▸ Action item A: Print the part of the device retrieval passage from "Although, most of" to "device with a snare.".
▸ Action item B: In the device retrieval passage, what sheath was used to retrieve the 17 mm device?
▸ Action item C: List every instrument that the device retrieval passage names as usable for gripping the screw on the right atrial disk.

The incidence of device embolization is reported to be about 0.5% in experienced hands, with successful percutaneous retrieval being reported in approximately 70% of the cases. In the present case, the child remained asymptomatic despite embolization, which was detected incidentally.
Although, most of the embolized devices need to be retrieved, occasionally it may be possible to reposition them by pulling the right atrial disk into the right atrium with a snare. In our case, the device had already migrated into the right atrium and therefore no attempt was made to reposition the device with a snare.
Stabilizing the device is crucial to retrieving it. Hence, we used a bioptome to hold on to the left atrial disk. This prevented the migration of the device and subsequently also helped in slenderizing it. Some authors have reported the use of a stiff guidewire, which is passed across the mesh of the device for stabilization. We used a 10F long sheath to retrieve a 17 mm device. This was 2F bigger than the recommended sheath size for deployment. A bigger sheath allows more easy entry of the device into the sheath as compared to the one with the best fit. The Cook sheath was used, as it was more stiff and therefore less likely to kink. The tip of the sheath was beveled so as to increase its surface area, which made it easier for the device to get into the sheath. The cut margin of the sheath was smoothened to make it as atraumatic as possible. This type of preshaping of the sheath has been recently reported as being useful for both deployment and retrieval.
Once the device was stablized, the Amplatz gooseneck snare was used to hold the screw on the right atrial disk. Although, a bioptome or a crocodile clip could also be used to grip the screw, we were more familiar with the use of the gooseneck snare, and it appeared to hold the screw very firmly, especially at the time of bringing the device back into the sheath. The left atrial disk was released only when the entire right atrial disk and the waist of the device were inside the long sheath. Although this was our first retrieval, we feel that unless the device is held at both the ends, slenderizing it would be extremely difficult. This is because the screw on the right atrial disk can never be expected to perfectly align with the sheath. Thus, if one pulls only at one end, there is a chance that the screw might slip out of the snare or the delivery sheath might get kinked.

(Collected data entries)

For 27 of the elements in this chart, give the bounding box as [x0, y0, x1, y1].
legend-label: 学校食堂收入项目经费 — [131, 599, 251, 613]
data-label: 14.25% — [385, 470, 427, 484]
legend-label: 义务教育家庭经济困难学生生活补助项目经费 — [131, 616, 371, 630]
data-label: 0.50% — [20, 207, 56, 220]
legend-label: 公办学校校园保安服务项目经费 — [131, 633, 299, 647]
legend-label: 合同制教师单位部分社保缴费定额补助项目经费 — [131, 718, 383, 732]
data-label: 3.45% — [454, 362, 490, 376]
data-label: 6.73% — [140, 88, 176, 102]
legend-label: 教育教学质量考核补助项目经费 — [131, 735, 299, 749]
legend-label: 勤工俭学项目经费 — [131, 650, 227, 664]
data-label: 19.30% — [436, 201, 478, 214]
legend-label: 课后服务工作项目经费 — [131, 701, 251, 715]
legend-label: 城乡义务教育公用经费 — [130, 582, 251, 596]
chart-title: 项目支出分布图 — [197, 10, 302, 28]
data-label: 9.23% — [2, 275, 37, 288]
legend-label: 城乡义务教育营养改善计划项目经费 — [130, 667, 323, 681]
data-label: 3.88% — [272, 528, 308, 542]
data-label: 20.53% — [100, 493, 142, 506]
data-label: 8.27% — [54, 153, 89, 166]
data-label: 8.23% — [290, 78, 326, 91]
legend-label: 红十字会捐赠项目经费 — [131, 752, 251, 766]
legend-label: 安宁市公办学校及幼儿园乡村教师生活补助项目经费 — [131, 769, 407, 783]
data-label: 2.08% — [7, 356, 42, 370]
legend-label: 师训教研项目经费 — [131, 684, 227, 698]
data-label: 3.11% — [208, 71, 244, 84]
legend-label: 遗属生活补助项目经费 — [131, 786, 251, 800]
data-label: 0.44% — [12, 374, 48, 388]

▸ Exercise output A:
Although, most of the embolized devices need to be retrieved, occasionally it may be possible to reposition them by pulling the right atrial disk into the right atrium with a snare. In our case, the device had already migrated into the right atrium and therefore no attempt was made to reposition the device with a snare.

▸ Exercise output B: A 10F long sheath.

▸ Exercise output C: Amplatz gooseneck snare, bioptome, crocodile clip